RECORDED INFORMATION.
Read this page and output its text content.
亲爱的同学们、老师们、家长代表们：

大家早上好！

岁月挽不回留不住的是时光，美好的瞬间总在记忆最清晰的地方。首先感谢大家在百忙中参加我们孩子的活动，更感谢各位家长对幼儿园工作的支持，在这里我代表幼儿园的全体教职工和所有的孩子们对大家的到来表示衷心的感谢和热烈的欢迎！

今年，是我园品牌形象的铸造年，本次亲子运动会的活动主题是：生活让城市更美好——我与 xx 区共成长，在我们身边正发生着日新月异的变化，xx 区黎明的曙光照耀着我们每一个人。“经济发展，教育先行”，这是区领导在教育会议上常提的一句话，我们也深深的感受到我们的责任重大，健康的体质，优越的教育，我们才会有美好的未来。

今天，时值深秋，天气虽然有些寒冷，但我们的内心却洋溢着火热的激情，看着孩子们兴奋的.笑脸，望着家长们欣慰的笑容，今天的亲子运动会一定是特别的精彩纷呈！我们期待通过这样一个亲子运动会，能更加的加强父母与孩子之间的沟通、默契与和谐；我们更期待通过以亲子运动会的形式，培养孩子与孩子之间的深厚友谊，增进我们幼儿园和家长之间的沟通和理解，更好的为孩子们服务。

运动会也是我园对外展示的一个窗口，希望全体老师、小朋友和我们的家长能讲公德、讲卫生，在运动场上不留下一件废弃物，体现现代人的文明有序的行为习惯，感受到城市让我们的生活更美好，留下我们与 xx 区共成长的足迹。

GIVEN INSTRUCTION. Each line of the material should be duplicated exactly, please.

COMPLETE ANSWER.
Read this page and output its text content.
亲爱的同学们、老师们、家长代表们：

大家早上好！

岁月挽不回留不住的是时光，美好的瞬间总在记忆最清晰的地方。首先感谢大家在百忙中参加我们孩子的活动，更感谢各位家长对幼儿园工作的支持，在这里我代表幼儿园的全体教职工和所有的孩子们对大家的到来表示衷心的感谢和热烈的欢迎！

今年，是我园品牌形象的铸造年，本次亲子运动会的活动主题是：生活让城市更美好——我与 xx 区共成长，在我们身边正发生着日新月异的变化，xx 区黎明的曙光照耀着我们每一个人。“经济发展，教育先行”，这是区领导在教育会议上常提的一句话，我们也深深的感受到我们的责任重大，健康的体质，优越的教育，我们才会有美好的未来。

今天，时值深秋，天气虽然有些寒冷，但我们的内心却洋溢着火热的激情，看着孩子们兴奋的.笑脸，望着家长们欣慰的笑容，今天的亲子运动会一定是特别的精彩纷呈！我们期待通过这样一个亲子运动会，能更加的加强父母与孩子之间的沟通、默契与和谐；我们更期待通过以亲子运动会的形式，培养孩子与孩子之间的深厚友谊，增进我们幼儿园和家长之间的沟通和理解，更好的为孩子们服务。

运动会也是我园对外展示的一个窗口，希望全体老师、小朋友和我们的家长能讲公德、讲卫生，在运动场上不留下一件废弃物，体现现代人的文明有序的行为习惯，感受到城市让我们的生活更美好，留下我们与 xx 区共成长的足迹。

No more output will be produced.